# AIM OF THE TASK
Please report each line in the records below that contains the string "maximum". Case counts.

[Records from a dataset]
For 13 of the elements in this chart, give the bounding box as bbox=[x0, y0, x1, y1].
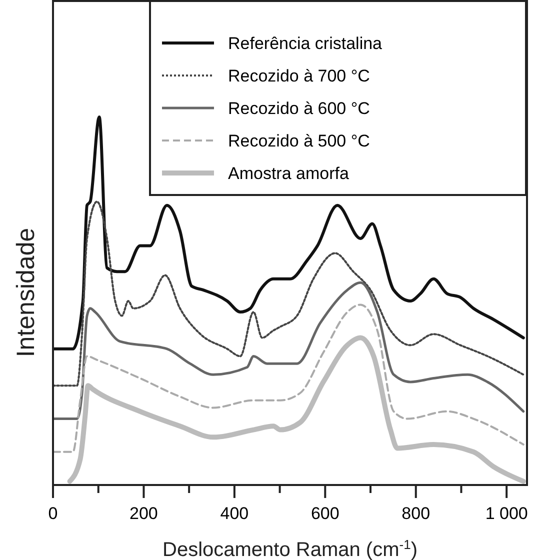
legend-label: Recozido à 500 °C bbox=[228, 132, 370, 150]
x-tick-label: 0 bbox=[48, 504, 58, 523]
x-tick-label: 600 bbox=[310, 504, 340, 523]
legend-label: Amostra amorfa bbox=[228, 164, 350, 183]
legend-label: Recozido à 600 °C bbox=[228, 99, 370, 118]
x-tick-label: 800 bbox=[402, 504, 430, 523]
x-tick-label: 400 bbox=[220, 504, 249, 523]
y-axis-title: Intensidade bbox=[12, 228, 40, 358]
x-tick-label: 200 bbox=[130, 504, 158, 523]
x-tick-label: 1 000 bbox=[485, 504, 528, 523]
legend-label: Recozido à 700 °C bbox=[228, 66, 370, 86]
x-axis-title: Deslocamento Raman (cm$^{-1}$) bbox=[162, 536, 418, 560]
legend-label: Referência cristalina bbox=[228, 34, 383, 53]
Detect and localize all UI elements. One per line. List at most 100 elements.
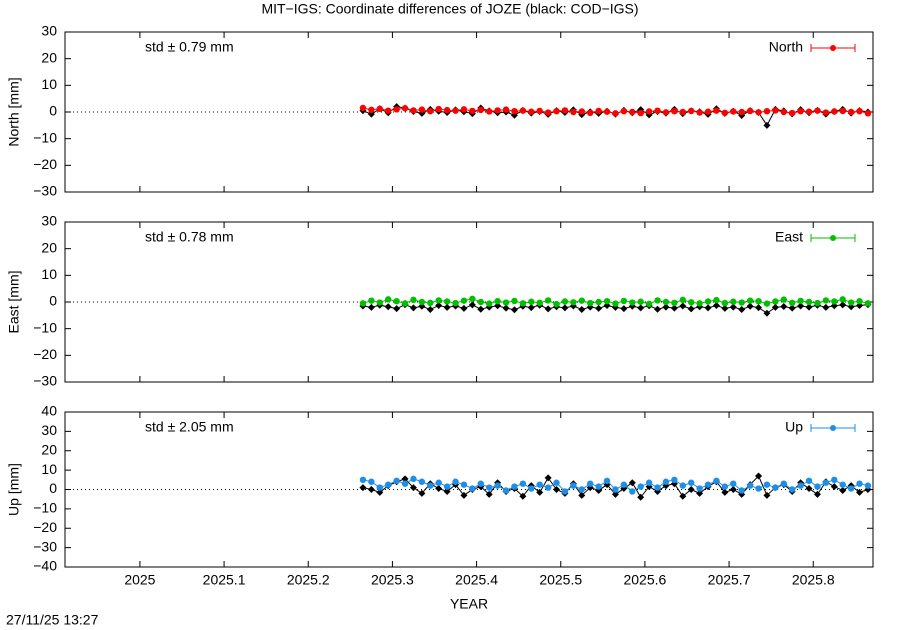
- data-point: [595, 298, 602, 306]
- data-point: [755, 304, 763, 312]
- data-point: [443, 483, 451, 490]
- data-point: [789, 109, 796, 117]
- x-tick-label: 2025.8: [792, 572, 835, 588]
- data-point: [595, 304, 603, 312]
- data-point: [763, 108, 771, 115]
- data-point: [662, 109, 670, 116]
- data-point: [628, 479, 636, 487]
- data-point: [486, 300, 493, 307]
- data-point: [805, 108, 813, 115]
- y-tick-label: 0: [49, 480, 57, 496]
- data-point: [494, 482, 501, 489]
- data-point: [671, 476, 678, 484]
- data-point: [443, 298, 451, 305]
- data-point: [494, 302, 502, 310]
- data-point: [645, 479, 653, 486]
- data-point: [612, 486, 619, 493]
- legend-swatch: [830, 235, 836, 241]
- data-point: [729, 303, 737, 311]
- data-point: [486, 484, 493, 491]
- data-point: [435, 297, 442, 304]
- data-point: [536, 299, 543, 306]
- data-point: [704, 481, 712, 488]
- data-point: [477, 106, 484, 114]
- data-point: [519, 107, 527, 114]
- data-point: [612, 300, 619, 307]
- data-point: [688, 299, 695, 306]
- timestamp: 27/11/25 13:27: [6, 612, 99, 628]
- data-point: [435, 479, 442, 486]
- data-point: [418, 298, 426, 306]
- data-point: [688, 479, 695, 486]
- data-point: [410, 296, 417, 304]
- data-point: [704, 304, 712, 312]
- chart-title: MIT−IGS: Coordinate differences of JOZE …: [261, 1, 638, 17]
- data-point: [662, 298, 670, 306]
- data-point: [679, 302, 687, 310]
- data-point: [359, 104, 367, 112]
- data-point: [443, 106, 451, 114]
- data-point: [805, 477, 813, 484]
- data-point: [401, 480, 409, 487]
- data-point: [443, 303, 451, 311]
- data-point: [561, 304, 569, 312]
- data-point: [847, 299, 855, 306]
- data-point: [746, 302, 754, 310]
- data-point: [814, 299, 821, 307]
- data-point: [679, 492, 687, 500]
- data-point: [536, 107, 543, 115]
- data-point: [696, 300, 703, 307]
- data-point: [460, 491, 468, 499]
- data-point: [620, 108, 628, 115]
- data-point: [595, 483, 602, 490]
- data-point: [637, 304, 645, 312]
- data-point: [856, 480, 863, 487]
- data-point: [544, 109, 552, 116]
- data-point: [704, 298, 712, 305]
- data-point: [687, 305, 695, 313]
- data-point: [679, 482, 686, 489]
- data-point: [839, 107, 846, 115]
- data-point: [393, 477, 400, 484]
- data-point: [856, 108, 863, 115]
- data-point: [746, 297, 754, 304]
- data-point: [527, 304, 535, 312]
- data-point: [755, 298, 762, 305]
- data-point: [426, 305, 434, 313]
- data-point: [771, 303, 779, 311]
- data-point: [831, 108, 838, 115]
- data-point: [578, 491, 586, 499]
- data-point: [679, 296, 686, 304]
- data-point: [519, 480, 527, 487]
- data-point: [814, 483, 821, 490]
- data-point: [670, 304, 678, 312]
- data-point: [418, 489, 426, 497]
- y-tick-label: −30: [33, 373, 57, 389]
- data-point: [393, 106, 400, 113]
- data-point: [443, 487, 451, 495]
- data-point: [654, 484, 661, 491]
- data-point: [797, 482, 804, 489]
- data-point: [359, 484, 367, 492]
- y-tick-label: 10: [41, 76, 57, 92]
- data-point: [822, 109, 830, 116]
- data-point: [587, 480, 594, 487]
- data-point: [368, 297, 375, 304]
- data-point: [712, 301, 720, 309]
- data-point: [839, 486, 847, 494]
- data-point: [477, 480, 484, 487]
- data-point: [401, 300, 409, 307]
- data-point: [704, 108, 712, 115]
- data-point: [788, 304, 796, 312]
- data-point: [494, 107, 501, 114]
- data-point: [822, 303, 830, 311]
- y-tick-label: −10: [33, 500, 57, 516]
- data-point: [385, 107, 392, 114]
- annotation: std ± 0.79 mm: [145, 39, 234, 55]
- data-point: [435, 105, 442, 113]
- data-point: [637, 298, 644, 305]
- data-point: [460, 481, 468, 488]
- data-point: [839, 301, 847, 309]
- data-point: [763, 481, 771, 488]
- data-point: [831, 476, 838, 484]
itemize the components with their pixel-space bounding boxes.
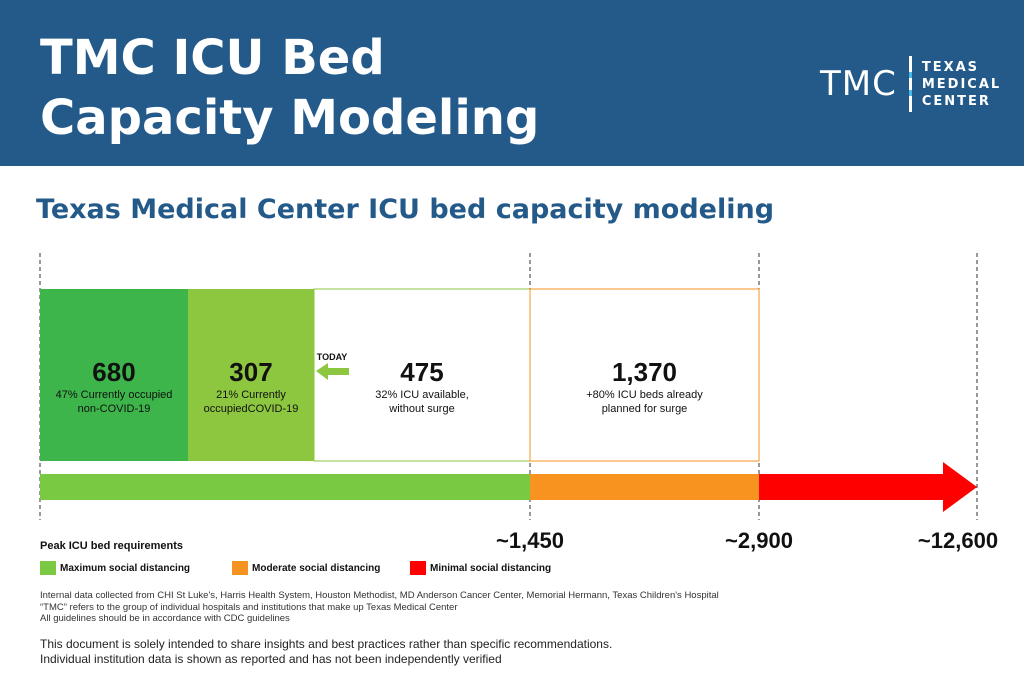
disclaimer-line-2: Individual institution data is shown as … <box>40 652 502 666</box>
logo-word-3: CENTER <box>921 93 991 109</box>
logo-word-2: MEDICAL <box>921 76 1002 92</box>
segment-value: 680 <box>92 357 135 387</box>
segment-label: without surge <box>388 403 454 415</box>
today-label: TODAY <box>317 352 348 362</box>
chart-subtitle: Texas Medical Center ICU bed capacity mo… <box>36 194 775 225</box>
legend-item-minimal: Minimal social distancing <box>410 561 551 575</box>
logo-wordmark: TEXAS MEDICAL CENTER <box>922 59 1001 110</box>
segment-label: 32% ICU available, <box>375 389 469 401</box>
requirement-bar <box>40 474 530 500</box>
segment-label: non-COVID-19 <box>78 403 151 415</box>
page-title: TMC ICU Bed Capacity Modeling <box>40 28 539 148</box>
legend-title: Peak ICU bed requirements <box>40 540 184 552</box>
requirement-label: ~12,600 <box>918 528 998 553</box>
title-line-2: Capacity Modeling <box>40 90 540 146</box>
header-banner: TMC ICU Bed Capacity Modeling TMC TEXAS … <box>0 0 1024 166</box>
today-arrow <box>316 363 349 380</box>
requirement-arrow <box>759 462 977 512</box>
tmc-logo: TMC TEXAS MEDICAL CENTER <box>820 56 1001 112</box>
segment-label: planned for surge <box>602 403 688 415</box>
legend-label-minimal: Minimal social distancing <box>430 562 552 574</box>
logo-divider <box>908 56 912 112</box>
footnotes: Internal data collected from CHI St Luke… <box>40 590 719 625</box>
segment-value: 1,370 <box>612 357 677 387</box>
footnote-3: All guidelines should be in accordance w… <box>40 613 290 624</box>
disclaimer-line-1: This document is solely intended to shar… <box>40 637 613 651</box>
segment-label: occupiedCOVID-19 <box>204 403 299 415</box>
capacity-segment <box>188 289 314 461</box>
requirement-bar <box>530 474 759 500</box>
legend-item-moderate: Moderate social distancing <box>232 561 380 575</box>
capacity-segment <box>529 288 760 462</box>
legend-swatch-minimal <box>410 561 426 575</box>
legend-item-maximum: Maximum social distancing <box>40 561 190 575</box>
footnote-1: Internal data collected from CHI St Luke… <box>40 590 719 601</box>
segment-label: 21% Currently <box>216 389 286 401</box>
segment-value: 475 <box>400 357 443 387</box>
disclaimer: This document is solely intended to shar… <box>40 637 612 667</box>
capacity-segment <box>40 289 188 461</box>
segment-label: +80% ICU beds already <box>586 389 703 401</box>
requirement-label: ~2,900 <box>725 528 793 553</box>
requirement-label: ~1,450 <box>496 528 564 553</box>
legend-swatch-maximum <box>40 561 56 575</box>
title-line-1: TMC ICU Bed <box>40 30 385 86</box>
legend-label-maximum: Maximum social distancing <box>60 562 191 574</box>
capacity-segment <box>313 288 531 462</box>
footnote-2: “TMC” refers to the group of individual … <box>40 601 458 613</box>
logo-word-1: TEXAS <box>921 59 980 75</box>
segment-label: 47% Currently occupied <box>56 389 173 401</box>
segment-value: 307 <box>229 357 272 387</box>
legend-label-moderate: Moderate social distancing <box>252 562 381 574</box>
legend-swatch-moderate <box>232 561 248 575</box>
logo-abbreviation: TMC <box>820 64 897 104</box>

# ANSWER FOR THE TASK
legend-item-maximum: Maximum social distancing <box>40 561 190 575</box>
legend-swatch-maximum <box>40 561 56 575</box>
legend-label-maximum: Maximum social distancing <box>60 562 191 574</box>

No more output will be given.